*** RECORDS PROVIDED ***

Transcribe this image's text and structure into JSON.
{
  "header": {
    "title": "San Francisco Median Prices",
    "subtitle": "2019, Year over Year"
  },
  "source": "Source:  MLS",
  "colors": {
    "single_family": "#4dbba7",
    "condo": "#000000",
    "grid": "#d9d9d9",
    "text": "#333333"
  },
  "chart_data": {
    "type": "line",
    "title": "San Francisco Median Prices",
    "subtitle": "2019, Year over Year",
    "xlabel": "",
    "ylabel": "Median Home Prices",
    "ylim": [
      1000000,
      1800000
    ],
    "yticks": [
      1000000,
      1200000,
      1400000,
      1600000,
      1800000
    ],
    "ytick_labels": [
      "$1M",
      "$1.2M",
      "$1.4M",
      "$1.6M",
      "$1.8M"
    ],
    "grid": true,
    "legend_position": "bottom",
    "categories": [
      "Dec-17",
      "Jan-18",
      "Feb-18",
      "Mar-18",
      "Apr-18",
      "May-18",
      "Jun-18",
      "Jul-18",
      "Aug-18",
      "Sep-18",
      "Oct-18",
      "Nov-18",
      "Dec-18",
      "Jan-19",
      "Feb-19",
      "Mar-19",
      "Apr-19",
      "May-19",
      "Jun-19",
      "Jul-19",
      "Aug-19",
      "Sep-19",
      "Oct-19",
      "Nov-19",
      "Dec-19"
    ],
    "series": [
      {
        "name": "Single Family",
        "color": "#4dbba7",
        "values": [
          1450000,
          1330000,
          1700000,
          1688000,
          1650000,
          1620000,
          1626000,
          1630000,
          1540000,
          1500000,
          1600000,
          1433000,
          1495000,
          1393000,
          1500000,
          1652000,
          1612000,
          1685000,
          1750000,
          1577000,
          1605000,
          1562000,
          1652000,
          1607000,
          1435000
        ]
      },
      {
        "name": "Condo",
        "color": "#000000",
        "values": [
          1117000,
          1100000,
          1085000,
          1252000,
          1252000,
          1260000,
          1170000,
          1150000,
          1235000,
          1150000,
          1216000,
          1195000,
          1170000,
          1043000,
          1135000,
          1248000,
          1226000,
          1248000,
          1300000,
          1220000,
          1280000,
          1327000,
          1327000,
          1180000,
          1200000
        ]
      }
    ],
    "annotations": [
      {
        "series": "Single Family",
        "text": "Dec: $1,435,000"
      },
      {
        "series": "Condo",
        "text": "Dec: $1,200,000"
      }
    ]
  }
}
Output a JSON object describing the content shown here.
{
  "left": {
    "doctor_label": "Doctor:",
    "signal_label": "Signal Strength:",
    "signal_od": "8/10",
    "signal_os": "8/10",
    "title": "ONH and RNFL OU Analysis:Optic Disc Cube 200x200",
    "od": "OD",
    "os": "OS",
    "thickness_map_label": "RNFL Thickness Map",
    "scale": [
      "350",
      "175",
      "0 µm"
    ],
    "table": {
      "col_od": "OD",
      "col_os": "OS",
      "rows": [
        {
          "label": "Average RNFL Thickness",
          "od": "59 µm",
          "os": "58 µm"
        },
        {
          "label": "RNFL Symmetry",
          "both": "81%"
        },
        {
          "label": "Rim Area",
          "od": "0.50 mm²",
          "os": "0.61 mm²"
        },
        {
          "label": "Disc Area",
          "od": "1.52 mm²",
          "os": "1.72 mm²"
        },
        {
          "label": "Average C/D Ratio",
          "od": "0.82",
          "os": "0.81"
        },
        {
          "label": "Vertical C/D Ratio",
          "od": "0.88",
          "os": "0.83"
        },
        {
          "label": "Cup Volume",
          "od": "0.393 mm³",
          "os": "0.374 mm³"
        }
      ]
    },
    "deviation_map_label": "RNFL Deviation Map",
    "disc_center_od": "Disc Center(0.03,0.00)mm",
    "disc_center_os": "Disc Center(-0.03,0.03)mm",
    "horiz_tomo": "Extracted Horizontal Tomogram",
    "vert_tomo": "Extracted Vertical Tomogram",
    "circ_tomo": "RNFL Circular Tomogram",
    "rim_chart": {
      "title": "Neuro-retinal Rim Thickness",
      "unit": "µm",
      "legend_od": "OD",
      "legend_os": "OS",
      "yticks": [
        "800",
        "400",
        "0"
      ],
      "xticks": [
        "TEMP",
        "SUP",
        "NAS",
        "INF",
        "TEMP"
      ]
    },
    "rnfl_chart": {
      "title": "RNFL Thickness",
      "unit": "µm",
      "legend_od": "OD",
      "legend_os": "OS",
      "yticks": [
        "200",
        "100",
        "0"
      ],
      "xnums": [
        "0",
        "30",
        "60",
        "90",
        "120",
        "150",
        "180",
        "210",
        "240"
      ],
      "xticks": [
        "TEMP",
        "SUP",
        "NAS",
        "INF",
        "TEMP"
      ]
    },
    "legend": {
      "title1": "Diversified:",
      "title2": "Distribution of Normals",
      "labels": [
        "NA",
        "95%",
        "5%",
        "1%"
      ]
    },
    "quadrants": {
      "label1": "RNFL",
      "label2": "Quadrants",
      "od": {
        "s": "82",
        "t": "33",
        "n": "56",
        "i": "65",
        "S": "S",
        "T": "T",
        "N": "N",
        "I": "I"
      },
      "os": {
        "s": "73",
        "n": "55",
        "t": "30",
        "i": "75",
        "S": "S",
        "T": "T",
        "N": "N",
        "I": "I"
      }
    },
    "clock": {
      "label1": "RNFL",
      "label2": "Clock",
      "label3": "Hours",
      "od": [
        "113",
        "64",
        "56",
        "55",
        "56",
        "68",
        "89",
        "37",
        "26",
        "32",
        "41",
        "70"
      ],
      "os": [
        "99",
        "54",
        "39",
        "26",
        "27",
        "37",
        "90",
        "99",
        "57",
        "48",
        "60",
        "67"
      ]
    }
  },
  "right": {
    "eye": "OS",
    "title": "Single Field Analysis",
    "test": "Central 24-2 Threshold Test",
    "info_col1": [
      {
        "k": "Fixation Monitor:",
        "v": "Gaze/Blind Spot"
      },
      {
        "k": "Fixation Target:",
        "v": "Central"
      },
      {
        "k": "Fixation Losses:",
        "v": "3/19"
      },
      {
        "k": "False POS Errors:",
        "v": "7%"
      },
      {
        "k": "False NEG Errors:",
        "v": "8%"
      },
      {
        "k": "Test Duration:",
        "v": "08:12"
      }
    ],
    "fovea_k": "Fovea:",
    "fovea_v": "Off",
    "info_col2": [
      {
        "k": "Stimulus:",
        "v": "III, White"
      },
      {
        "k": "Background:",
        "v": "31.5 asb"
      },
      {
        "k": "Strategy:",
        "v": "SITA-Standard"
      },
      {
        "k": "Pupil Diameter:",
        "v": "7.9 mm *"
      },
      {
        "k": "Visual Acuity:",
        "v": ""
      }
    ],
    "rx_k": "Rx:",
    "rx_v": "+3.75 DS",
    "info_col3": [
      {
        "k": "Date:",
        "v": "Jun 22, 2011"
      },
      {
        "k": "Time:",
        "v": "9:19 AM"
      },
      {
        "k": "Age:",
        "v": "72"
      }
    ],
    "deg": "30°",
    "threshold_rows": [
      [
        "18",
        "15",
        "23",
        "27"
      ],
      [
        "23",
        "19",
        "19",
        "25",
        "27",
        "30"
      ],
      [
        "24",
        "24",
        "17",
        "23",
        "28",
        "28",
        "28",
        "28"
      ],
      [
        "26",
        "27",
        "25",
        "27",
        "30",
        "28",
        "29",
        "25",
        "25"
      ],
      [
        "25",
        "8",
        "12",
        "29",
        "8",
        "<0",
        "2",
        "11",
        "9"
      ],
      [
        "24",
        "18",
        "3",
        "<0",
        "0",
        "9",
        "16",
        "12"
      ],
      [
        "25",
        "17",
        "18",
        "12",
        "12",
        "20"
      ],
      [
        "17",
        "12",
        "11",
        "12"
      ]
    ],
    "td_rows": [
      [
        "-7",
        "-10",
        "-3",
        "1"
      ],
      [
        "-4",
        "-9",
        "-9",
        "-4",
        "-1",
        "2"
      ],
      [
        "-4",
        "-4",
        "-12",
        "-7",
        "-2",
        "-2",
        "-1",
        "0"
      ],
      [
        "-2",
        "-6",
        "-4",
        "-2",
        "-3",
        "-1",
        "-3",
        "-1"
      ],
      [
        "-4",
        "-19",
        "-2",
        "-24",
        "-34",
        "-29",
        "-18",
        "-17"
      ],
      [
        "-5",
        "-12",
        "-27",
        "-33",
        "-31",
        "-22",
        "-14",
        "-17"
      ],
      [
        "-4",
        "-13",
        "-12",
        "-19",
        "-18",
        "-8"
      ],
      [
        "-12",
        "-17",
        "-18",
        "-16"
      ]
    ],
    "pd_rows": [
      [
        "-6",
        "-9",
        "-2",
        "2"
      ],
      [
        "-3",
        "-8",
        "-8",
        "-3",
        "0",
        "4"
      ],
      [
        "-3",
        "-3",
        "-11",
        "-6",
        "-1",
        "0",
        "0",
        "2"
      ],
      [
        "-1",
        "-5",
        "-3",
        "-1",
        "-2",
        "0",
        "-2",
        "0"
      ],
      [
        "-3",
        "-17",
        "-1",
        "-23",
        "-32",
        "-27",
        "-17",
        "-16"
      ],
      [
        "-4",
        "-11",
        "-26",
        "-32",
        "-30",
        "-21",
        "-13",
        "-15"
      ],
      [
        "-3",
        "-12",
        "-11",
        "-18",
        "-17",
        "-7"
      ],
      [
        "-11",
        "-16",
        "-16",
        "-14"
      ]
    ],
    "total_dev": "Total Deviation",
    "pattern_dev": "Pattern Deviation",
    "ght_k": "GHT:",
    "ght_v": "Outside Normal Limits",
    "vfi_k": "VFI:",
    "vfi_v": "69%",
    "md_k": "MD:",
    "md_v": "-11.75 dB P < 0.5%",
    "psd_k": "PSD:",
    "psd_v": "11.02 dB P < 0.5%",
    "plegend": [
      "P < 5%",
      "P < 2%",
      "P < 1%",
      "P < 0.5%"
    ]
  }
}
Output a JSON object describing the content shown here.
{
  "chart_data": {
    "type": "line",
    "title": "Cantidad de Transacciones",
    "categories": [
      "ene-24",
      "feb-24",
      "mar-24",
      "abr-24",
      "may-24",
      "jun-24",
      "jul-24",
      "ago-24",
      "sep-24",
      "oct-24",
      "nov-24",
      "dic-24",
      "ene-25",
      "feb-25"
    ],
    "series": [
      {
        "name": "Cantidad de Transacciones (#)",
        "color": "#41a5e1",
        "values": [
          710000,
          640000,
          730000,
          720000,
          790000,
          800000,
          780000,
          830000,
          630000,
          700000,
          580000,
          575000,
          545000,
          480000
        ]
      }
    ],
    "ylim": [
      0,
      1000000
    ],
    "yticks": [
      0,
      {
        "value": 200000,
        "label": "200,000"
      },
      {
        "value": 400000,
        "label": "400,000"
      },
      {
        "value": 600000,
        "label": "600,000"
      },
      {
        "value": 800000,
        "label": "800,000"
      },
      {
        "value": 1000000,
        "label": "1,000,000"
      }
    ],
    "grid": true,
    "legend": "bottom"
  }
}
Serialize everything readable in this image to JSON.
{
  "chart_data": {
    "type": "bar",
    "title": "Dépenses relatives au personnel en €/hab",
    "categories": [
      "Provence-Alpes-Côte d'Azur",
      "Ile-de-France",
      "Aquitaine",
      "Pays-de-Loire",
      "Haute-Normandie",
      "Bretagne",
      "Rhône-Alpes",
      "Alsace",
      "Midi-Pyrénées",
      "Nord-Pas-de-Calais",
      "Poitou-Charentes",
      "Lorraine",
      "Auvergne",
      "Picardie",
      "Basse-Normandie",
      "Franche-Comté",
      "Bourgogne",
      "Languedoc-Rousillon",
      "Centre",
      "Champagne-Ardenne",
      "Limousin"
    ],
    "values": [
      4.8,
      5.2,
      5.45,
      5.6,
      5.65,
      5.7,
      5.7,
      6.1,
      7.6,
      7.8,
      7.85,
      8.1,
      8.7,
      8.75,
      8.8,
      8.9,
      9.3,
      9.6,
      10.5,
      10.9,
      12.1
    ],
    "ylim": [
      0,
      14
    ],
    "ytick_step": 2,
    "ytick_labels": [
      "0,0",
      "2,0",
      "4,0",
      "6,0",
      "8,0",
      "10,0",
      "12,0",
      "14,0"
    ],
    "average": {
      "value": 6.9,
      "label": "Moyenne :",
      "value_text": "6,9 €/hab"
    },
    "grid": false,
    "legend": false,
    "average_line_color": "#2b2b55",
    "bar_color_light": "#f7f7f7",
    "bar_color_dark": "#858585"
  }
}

***

Copy every line above in which the string "Errors" shows up.

        "k": "False POS Errors:",
        "k": "False NEG Errors:",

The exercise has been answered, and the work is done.